**DO THIS:** Repeat the whole listing exactly.

**TASK INPUT:**
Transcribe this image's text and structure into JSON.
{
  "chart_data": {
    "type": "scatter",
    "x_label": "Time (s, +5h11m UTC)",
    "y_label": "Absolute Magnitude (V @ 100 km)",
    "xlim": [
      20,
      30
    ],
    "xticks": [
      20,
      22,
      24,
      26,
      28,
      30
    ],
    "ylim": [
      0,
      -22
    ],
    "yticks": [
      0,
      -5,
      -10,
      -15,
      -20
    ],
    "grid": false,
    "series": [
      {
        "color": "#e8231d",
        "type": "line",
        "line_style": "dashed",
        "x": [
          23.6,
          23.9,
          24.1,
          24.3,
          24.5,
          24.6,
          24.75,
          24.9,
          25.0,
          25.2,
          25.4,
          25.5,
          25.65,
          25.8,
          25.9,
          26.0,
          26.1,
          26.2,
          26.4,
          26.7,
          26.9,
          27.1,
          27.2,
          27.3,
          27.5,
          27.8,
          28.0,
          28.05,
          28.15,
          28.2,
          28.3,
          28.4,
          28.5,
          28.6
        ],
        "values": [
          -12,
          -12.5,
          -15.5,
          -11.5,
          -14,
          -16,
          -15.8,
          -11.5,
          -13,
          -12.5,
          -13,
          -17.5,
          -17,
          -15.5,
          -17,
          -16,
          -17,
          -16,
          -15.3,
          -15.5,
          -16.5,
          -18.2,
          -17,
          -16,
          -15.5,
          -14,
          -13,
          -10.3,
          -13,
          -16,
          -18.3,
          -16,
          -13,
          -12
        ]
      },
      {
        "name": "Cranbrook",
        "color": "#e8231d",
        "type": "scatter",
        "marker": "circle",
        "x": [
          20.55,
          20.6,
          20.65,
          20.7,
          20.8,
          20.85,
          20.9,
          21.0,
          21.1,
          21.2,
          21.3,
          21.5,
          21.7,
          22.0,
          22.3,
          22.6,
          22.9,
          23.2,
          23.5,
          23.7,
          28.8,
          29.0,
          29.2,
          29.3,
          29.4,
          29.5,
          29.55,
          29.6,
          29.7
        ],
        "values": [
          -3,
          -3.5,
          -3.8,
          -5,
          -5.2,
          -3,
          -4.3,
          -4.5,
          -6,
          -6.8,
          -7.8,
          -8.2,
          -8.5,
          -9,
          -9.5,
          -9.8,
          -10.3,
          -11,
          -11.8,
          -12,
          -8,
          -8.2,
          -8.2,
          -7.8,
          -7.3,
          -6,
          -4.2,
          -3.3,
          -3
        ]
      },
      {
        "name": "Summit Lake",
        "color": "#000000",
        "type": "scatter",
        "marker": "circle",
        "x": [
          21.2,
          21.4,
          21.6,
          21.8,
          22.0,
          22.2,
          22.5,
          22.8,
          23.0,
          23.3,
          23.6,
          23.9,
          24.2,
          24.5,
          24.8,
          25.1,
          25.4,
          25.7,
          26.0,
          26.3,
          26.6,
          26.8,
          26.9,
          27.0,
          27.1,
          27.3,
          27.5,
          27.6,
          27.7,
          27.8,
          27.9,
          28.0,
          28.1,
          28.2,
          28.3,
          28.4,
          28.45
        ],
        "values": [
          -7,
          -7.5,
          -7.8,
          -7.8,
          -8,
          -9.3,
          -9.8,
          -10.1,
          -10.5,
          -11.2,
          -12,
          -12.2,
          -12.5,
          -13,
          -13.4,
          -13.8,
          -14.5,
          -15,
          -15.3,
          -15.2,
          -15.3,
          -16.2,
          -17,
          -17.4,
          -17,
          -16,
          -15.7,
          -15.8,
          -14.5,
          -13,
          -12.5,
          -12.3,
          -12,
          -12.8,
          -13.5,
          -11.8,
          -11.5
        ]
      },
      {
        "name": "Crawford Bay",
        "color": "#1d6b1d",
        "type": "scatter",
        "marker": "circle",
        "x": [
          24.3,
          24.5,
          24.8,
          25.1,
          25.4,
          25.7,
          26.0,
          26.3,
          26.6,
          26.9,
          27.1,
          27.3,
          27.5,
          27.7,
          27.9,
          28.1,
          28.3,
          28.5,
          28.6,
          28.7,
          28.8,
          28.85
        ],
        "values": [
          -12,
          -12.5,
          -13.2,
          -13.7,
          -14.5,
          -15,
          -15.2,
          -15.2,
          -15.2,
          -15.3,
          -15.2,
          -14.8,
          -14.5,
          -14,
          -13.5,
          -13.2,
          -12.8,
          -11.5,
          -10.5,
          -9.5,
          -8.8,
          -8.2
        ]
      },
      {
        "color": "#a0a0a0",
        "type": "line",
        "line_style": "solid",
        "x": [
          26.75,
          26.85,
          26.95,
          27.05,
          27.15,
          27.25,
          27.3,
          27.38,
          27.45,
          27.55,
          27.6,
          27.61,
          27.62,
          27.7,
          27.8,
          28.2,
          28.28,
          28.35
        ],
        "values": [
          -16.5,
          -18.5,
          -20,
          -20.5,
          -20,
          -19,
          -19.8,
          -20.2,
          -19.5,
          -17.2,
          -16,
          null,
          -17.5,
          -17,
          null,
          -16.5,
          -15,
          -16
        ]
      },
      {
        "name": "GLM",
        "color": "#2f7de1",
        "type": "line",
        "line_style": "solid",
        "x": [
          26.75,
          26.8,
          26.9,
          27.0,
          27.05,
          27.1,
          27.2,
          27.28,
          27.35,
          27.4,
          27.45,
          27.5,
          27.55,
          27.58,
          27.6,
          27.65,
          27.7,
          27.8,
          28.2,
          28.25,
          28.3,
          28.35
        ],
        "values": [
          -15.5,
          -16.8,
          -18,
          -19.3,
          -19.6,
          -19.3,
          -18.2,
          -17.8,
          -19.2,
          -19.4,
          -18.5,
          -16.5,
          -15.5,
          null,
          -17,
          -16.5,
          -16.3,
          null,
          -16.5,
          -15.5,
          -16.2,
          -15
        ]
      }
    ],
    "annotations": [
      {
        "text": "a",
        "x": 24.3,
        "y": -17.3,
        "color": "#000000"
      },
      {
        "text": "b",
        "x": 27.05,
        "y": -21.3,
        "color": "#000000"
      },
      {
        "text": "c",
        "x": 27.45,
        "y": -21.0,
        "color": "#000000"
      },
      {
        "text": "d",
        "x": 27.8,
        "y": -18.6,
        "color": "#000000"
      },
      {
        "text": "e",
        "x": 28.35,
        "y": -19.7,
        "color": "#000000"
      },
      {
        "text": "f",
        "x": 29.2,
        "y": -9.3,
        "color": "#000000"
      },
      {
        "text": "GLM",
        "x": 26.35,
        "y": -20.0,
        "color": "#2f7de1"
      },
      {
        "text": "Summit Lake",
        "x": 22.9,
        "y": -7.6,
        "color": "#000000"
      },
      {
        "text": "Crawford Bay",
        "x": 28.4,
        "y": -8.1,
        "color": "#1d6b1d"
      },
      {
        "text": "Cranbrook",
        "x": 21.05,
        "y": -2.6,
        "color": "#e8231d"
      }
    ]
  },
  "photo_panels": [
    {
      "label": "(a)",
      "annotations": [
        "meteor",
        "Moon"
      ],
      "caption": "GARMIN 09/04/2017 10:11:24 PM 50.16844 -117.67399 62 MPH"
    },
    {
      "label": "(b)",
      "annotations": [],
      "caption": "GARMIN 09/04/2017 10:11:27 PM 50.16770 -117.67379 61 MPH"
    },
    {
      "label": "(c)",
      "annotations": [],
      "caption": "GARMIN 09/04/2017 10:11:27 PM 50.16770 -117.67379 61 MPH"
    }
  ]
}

**EXERCISE SOLUTION:**
Transcribe this image's text and structure into JSON.
{
  "chart_data": {
    "type": "scatter",
    "x_label": "Time (s, +5h11m UTC)",
    "y_label": "Absolute Magnitude (V @ 100 km)",
    "xlim": [
      20,
      30
    ],
    "xticks": [
      20,
      22,
      24,
      26,
      28,
      30
    ],
    "ylim": [
      0,
      -22
    ],
    "yticks": [
      0,
      -5,
      -10,
      -15,
      -20
    ],
    "grid": false,
    "series": [
      {
        "color": "#e8231d",
        "type": "line",
        "line_style": "dashed",
        "x": [
          23.6,
          23.9,
          24.1,
          24.3,
          24.5,
          24.6,
          24.75,
          24.9,
          25.0,
          25.2,
          25.4,
          25.5,
          25.65,
          25.8,
          25.9,
          26.0,
          26.1,
          26.2,
          26.4,
          26.7,
          26.9,
          27.1,
          27.2,
          27.3,
          27.5,
          27.8,
          28.0,
          28.05,
          28.15,
          28.2,
          28.3,
          28.4,
          28.5,
          28.6
        ],
        "values": [
          -12,
          -12.5,
          -15.5,
          -11.5,
          -14,
          -16,
          -15.8,
          -11.5,
          -13,
          -12.5,
          -13,
          -17.5,
          -17,
          -15.5,
          -17,
          -16,
          -17,
          -16,
          -15.3,
          -15.5,
          -16.5,
          -18.2,
          -17,
          -16,
          -15.5,
          -14,
          -13,
          -10.3,
          -13,
          -16,
          -18.3,
          -16,
          -13,
          -12
        ]
      },
      {
        "name": "Cranbrook",
        "color": "#e8231d",
        "type": "scatter",
        "marker": "circle",
        "x": [
          20.55,
          20.6,
          20.65,
          20.7,
          20.8,
          20.85,
          20.9,
          21.0,
          21.1,
          21.2,
          21.3,
          21.5,
          21.7,
          22.0,
          22.3,
          22.6,
          22.9,
          23.2,
          23.5,
          23.7,
          28.8,
          29.0,
          29.2,
          29.3,
          29.4,
          29.5,
          29.55,
          29.6,
          29.7
        ],
        "values": [
          -3,
          -3.5,
          -3.8,
          -5,
          -5.2,
          -3,
          -4.3,
          -4.5,
          -6,
          -6.8,
          -7.8,
          -8.2,
          -8.5,
          -9,
          -9.5,
          -9.8,
          -10.3,
          -11,
          -11.8,
          -12,
          -8,
          -8.2,
          -8.2,
          -7.8,
          -7.3,
          -6,
          -4.2,
          -3.3,
          -3
        ]
      },
      {
        "name": "Summit Lake",
        "color": "#000000",
        "type": "scatter",
        "marker": "circle",
        "x": [
          21.2,
          21.4,
          21.6,
          21.8,
          22.0,
          22.2,
          22.5,
          22.8,
          23.0,
          23.3,
          23.6,
          23.9,
          24.2,
          24.5,
          24.8,
          25.1,
          25.4,
          25.7,
          26.0,
          26.3,
          26.6,
          26.8,
          26.9,
          27.0,
          27.1,
          27.3,
          27.5,
          27.6,
          27.7,
          27.8,
          27.9,
          28.0,
          28.1,
          28.2,
          28.3,
          28.4,
          28.45
        ],
        "values": [
          -7,
          -7.5,
          -7.8,
          -7.8,
          -8,
          -9.3,
          -9.8,
          -10.1,
          -10.5,
          -11.2,
          -12,
          -12.2,
          -12.5,
          -13,
          -13.4,
          -13.8,
          -14.5,
          -15,
          -15.3,
          -15.2,
          -15.3,
          -16.2,
          -17,
          -17.4,
          -17,
          -16,
          -15.7,
          -15.8,
          -14.5,
          -13,
          -12.5,
          -12.3,
          -12,
          -12.8,
          -13.5,
          -11.8,
          -11.5
        ]
      },
      {
        "name": "Crawford Bay",
        "color": "#1d6b1d",
        "type": "scatter",
        "marker": "circle",
        "x": [
          24.3,
          24.5,
          24.8,
          25.1,
          25.4,
          25.7,
          26.0,
          26.3,
          26.6,
          26.9,
          27.1,
          27.3,
          27.5,
          27.7,
          27.9,
          28.1,
          28.3,
          28.5,
          28.6,
          28.7,
          28.8,
          28.85
        ],
        "values": [
          -12,
          -12.5,
          -13.2,
          -13.7,
          -14.5,
          -15,
          -15.2,
          -15.2,
          -15.2,
          -15.3,
          -15.2,
          -14.8,
          -14.5,
          -14,
          -13.5,
          -13.2,
          -12.8,
          -11.5,
          -10.5,
          -9.5,
          -8.8,
          -8.2
        ]
      },
      {
        "color": "#a0a0a0",
        "type": "line",
        "line_style": "solid",
        "x": [
          26.75,
          26.85,
          26.95,
          27.05,
          27.15,
          27.25,
          27.3,
          27.38,
          27.45,
          27.55,
          27.6,
          27.61,
          27.62,
          27.7,
          27.8,
          28.2,
          28.28,
          28.35
        ],
        "values": [
          -16.5,
          -18.5,
          -20,
          -20.5,
          -20,
          -19,
          -19.8,
          -20.2,
          -19.5,
          -17.2,
          -16,
          null,
          -17.5,
          -17,
          null,
          -16.5,
          -15,
          -16
        ]
      },
      {
        "name": "GLM",
        "color": "#2f7de1",
        "type": "line",
        "line_style": "solid",
        "x": [
          26.75,
          26.8,
          26.9,
          27.0,
          27.05,
          27.1,
          27.2,
          27.28,
          27.35,
          27.4,
          27.45,
          27.5,
          27.55,
          27.58,
          27.6,
          27.65,
          27.7,
          27.8,
          28.2,
          28.25,
          28.3,
          28.35
        ],
        "values": [
          -15.5,
          -16.8,
          -18,
          -19.3,
          -19.6,
          -19.3,
          -18.2,
          -17.8,
          -19.2,
          -19.4,
          -18.5,
          -16.5,
          -15.5,
          null,
          -17,
          -16.5,
          -16.3,
          null,
          -16.5,
          -15.5,
          -16.2,
          -15
        ]
      }
    ],
    "annotations": [
      {
        "text": "a",
        "x": 24.3,
        "y": -17.3,
        "color": "#000000"
      },
      {
        "text": "b",
        "x": 27.05,
        "y": -21.3,
        "color": "#000000"
      },
      {
        "text": "c",
        "x": 27.45,
        "y": -21.0,
        "color": "#000000"
      },
      {
        "text": "d",
        "x": 27.8,
        "y": -18.6,
        "color": "#000000"
      },
      {
        "text": "e",
        "x": 28.35,
        "y": -19.7,
        "color": "#000000"
      },
      {
        "text": "f",
        "x": 29.2,
        "y": -9.3,
        "color": "#000000"
      },
      {
        "text": "GLM",
        "x": 26.35,
        "y": -20.0,
        "color": "#2f7de1"
      },
      {
        "text": "Summit Lake",
        "x": 22.9,
        "y": -7.6,
        "color": "#000000"
      },
      {
        "text": "Crawford Bay",
        "x": 28.4,
        "y": -8.1,
        "color": "#1d6b1d"
      },
      {
        "text": "Cranbrook",
        "x": 21.05,
        "y": -2.6,
        "color": "#e8231d"
      }
    ]
  },
  "photo_panels": [
    {
      "label": "(a)",
      "annotations": [
        "meteor",
        "Moon"
      ],
      "caption": "GARMIN 09/04/2017 10:11:24 PM 50.16844 -117.67399 62 MPH"
    },
    {
      "label": "(b)",
      "annotations": [],
      "caption": "GARMIN 09/04/2017 10:11:27 PM 50.16770 -117.67379 61 MPH"
    },
    {
      "label": "(c)",
      "annotations": [],
      "caption": "GARMIN 09/04/2017 10:11:27 PM 50.16770 -117.67379 61 MPH"
    }
  ]
}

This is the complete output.